Exercise:
Continue the discussion of sandboxing containers against supply chain attacks from the point where it ends.

The threat model I'm concerned about is supply chain attacks on third-party package repositories. The primary goal is to keep the convenience of containers, but to limit the blast radius of a compromised package or application, and reduce the risk of container escape. The software stack I'm currently evaluating is:

- Kata Containers: Backend for containerd to run each container in a KVM-backed QEMU microVM (alternative to the standard runc).

- containerd: Container runtime. Docker and Podman are not compatible with Kata 3. Kata 4 is supposed to fix that.

- nerdctl: Docker-compatible front-end to containerd.

- cni-plugins: networking component for containerd. Used to isolate containers networks.

- iron-proxy: MitM, TLS-intercepting egress proxy. This restricts all outbound traffic to whitelisted domains and IPs, and supports secret injection. Squid is a more established alternative.

How is this used in practice? I have a small bash script to launch the sandboxed OpenCode container with the current folder bind-mounted. OpenCode only has file-system access to the context directory, and limited network/internet access.

1 comments

Supply chain attacks are a reasonable use case. But do they require VM-level isolation?

For example, what about a sandbox that isolates arbitrary user code in its own process using kernel-level primitives like user namespaces, Landlock and seccomp? That's the same class of problem Claude Code and Codex are solving when they execute model-generated commands, and it should also limit filesystem and network access as you mentioned. It's process-level isolation rather than VM-level isolation, but it still provides meaningful containment. What do you think?

Data:
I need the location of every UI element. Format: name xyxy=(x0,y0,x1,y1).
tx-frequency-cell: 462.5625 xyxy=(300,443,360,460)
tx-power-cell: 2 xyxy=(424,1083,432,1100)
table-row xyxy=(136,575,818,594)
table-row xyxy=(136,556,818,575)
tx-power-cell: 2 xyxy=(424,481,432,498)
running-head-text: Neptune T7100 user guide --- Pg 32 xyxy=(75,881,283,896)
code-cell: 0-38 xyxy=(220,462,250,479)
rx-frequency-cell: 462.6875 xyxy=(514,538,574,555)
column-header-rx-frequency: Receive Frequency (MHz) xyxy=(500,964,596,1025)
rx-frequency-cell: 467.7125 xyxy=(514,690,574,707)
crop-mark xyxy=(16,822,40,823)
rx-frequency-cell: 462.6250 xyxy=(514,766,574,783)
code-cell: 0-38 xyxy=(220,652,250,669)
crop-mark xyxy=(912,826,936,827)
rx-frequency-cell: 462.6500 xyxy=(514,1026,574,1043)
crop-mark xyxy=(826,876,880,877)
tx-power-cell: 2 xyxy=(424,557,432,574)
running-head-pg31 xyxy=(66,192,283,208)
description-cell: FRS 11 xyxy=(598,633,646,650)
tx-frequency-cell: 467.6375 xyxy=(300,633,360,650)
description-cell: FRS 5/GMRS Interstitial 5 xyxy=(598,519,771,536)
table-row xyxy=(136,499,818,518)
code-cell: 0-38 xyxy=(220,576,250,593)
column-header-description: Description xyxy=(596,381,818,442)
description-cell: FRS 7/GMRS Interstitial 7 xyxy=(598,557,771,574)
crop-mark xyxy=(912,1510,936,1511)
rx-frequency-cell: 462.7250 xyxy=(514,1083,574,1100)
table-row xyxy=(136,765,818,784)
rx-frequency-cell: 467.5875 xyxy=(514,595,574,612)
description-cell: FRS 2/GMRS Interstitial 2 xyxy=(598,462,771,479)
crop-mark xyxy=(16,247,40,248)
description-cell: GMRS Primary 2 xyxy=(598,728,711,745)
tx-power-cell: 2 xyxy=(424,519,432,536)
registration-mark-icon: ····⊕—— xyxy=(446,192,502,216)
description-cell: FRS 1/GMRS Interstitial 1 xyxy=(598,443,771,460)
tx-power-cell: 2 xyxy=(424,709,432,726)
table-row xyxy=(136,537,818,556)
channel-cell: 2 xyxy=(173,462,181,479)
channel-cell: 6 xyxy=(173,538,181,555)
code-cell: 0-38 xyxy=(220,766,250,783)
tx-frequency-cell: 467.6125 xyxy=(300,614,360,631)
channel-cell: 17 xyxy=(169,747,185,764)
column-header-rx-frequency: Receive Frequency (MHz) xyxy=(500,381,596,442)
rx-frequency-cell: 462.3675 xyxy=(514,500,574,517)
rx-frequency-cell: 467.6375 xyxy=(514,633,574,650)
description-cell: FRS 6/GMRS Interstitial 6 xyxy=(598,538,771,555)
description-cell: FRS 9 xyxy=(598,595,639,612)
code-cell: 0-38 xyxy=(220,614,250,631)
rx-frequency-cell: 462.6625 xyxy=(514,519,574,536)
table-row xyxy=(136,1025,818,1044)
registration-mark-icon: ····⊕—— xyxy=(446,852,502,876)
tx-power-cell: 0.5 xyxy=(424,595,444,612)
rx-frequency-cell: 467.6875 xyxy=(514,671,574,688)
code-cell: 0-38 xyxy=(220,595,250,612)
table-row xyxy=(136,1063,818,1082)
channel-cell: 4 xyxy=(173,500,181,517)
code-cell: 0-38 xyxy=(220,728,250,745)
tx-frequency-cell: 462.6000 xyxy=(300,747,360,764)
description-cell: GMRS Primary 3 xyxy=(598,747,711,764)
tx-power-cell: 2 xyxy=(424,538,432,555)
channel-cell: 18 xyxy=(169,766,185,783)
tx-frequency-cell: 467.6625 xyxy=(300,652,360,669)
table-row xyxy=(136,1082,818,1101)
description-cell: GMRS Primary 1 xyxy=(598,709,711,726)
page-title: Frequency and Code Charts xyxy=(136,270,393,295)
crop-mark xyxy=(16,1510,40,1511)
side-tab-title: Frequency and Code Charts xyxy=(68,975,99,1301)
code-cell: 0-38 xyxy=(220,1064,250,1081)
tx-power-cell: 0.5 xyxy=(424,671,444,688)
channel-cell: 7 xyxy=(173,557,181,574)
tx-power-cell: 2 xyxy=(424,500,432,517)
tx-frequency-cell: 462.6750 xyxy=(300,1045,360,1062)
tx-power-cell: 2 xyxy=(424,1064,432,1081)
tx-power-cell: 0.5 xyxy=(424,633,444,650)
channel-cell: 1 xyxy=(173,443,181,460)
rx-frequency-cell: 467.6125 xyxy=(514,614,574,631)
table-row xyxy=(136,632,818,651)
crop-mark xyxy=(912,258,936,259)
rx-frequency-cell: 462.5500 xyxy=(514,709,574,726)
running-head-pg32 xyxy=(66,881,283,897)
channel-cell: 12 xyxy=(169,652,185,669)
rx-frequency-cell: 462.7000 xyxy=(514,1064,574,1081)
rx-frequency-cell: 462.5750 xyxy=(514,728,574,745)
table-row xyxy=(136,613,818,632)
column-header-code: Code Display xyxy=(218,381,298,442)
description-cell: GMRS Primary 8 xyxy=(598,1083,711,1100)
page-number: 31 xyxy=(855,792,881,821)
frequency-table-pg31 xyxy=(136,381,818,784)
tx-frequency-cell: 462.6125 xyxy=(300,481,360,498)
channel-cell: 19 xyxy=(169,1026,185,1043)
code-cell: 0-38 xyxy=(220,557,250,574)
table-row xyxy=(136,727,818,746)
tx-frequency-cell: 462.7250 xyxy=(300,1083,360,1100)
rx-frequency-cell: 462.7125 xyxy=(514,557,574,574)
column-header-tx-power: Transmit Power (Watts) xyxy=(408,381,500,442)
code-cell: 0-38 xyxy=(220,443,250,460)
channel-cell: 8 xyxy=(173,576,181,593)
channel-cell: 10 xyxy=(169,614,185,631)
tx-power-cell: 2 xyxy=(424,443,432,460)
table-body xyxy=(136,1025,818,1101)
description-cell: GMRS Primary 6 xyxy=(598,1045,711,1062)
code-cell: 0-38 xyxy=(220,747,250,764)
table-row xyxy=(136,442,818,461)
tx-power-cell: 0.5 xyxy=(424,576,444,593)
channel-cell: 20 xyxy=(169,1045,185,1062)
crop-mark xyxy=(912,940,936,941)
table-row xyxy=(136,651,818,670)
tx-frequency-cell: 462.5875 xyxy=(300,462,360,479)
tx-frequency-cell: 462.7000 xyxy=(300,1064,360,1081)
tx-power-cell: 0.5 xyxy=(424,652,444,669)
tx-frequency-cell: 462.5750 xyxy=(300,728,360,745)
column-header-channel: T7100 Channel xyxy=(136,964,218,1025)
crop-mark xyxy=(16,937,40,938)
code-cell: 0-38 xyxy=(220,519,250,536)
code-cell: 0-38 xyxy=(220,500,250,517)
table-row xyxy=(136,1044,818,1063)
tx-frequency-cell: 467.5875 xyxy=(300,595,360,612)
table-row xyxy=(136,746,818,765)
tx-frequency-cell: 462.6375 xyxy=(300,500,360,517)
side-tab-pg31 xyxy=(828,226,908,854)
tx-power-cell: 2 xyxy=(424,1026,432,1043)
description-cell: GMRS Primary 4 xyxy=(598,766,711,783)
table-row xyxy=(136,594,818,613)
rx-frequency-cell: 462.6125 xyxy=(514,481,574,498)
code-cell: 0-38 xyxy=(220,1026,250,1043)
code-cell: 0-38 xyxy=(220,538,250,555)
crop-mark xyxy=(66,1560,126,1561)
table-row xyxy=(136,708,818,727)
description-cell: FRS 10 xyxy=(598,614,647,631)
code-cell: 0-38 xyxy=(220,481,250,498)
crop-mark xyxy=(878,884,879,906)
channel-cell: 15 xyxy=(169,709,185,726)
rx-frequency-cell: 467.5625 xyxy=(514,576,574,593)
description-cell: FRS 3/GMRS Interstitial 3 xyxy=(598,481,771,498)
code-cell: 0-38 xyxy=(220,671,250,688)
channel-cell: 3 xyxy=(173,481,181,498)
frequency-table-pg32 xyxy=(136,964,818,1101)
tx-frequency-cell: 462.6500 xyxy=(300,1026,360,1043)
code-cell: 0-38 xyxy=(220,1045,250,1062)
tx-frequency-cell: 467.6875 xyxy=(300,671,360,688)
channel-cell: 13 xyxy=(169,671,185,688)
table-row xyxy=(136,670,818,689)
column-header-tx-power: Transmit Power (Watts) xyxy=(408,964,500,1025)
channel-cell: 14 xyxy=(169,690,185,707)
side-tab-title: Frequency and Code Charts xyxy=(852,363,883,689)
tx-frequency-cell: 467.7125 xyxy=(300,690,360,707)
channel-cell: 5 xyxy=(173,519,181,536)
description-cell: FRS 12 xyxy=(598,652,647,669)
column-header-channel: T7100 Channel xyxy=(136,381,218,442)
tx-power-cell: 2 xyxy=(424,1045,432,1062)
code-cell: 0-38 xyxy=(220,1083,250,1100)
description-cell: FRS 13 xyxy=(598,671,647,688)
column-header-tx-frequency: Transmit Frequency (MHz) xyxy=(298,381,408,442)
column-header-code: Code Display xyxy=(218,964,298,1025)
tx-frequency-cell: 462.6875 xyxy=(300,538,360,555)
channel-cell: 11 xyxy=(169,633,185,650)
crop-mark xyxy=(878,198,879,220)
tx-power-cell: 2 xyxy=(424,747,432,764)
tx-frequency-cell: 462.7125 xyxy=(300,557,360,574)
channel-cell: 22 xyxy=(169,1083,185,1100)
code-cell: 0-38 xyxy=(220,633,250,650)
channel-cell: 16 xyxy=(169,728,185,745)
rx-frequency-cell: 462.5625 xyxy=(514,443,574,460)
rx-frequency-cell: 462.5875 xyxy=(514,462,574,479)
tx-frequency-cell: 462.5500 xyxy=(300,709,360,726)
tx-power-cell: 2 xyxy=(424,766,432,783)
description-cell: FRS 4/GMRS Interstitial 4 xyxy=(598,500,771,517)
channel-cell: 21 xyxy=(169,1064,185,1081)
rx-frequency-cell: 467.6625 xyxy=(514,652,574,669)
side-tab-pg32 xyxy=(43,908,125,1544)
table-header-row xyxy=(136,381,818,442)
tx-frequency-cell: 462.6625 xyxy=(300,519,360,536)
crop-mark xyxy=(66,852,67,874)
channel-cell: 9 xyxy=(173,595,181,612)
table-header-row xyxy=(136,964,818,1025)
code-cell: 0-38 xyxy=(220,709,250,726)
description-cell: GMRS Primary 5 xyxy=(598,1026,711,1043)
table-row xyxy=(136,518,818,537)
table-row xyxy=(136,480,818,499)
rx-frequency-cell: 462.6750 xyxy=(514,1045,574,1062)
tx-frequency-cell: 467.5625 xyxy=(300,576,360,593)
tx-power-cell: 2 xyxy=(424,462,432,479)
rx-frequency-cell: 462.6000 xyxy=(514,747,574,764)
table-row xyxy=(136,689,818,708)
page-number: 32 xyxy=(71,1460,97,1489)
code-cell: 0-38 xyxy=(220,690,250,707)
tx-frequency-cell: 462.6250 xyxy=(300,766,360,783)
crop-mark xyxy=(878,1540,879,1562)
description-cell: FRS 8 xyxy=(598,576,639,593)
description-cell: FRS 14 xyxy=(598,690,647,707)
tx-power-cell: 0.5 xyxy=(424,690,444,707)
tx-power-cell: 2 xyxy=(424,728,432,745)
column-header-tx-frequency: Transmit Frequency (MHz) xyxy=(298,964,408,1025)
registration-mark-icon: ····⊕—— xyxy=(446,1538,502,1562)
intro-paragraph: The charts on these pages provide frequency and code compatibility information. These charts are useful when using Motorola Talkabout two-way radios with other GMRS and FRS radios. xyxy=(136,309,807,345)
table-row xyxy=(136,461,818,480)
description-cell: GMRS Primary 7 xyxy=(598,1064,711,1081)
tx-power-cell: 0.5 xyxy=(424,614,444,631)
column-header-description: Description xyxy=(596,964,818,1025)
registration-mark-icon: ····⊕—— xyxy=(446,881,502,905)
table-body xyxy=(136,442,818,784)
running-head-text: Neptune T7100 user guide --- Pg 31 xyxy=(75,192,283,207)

Written answer:
My concern is that people often default to VM-level isolation without really thinking through what it's meant to protect against and whether they actually need it. It comes with a fairly heavy infra burden and isn't necessarily the right answer for every use case.

I think process namespaces is what both Docker and Podman use along with cgroups for isolation. It should provide meaningful containment, and I was originally pursing using rootless Podman. But after hearing about the Copy Fail and recent container escape vulnerabilities, I'm concerned that is not enough. That's why I've opted for VM-level isolation, but at a more convenient level using KVM than full-fledged VMware VMs. I admit I'm not an expert in this space so maybe I'm overly cautious.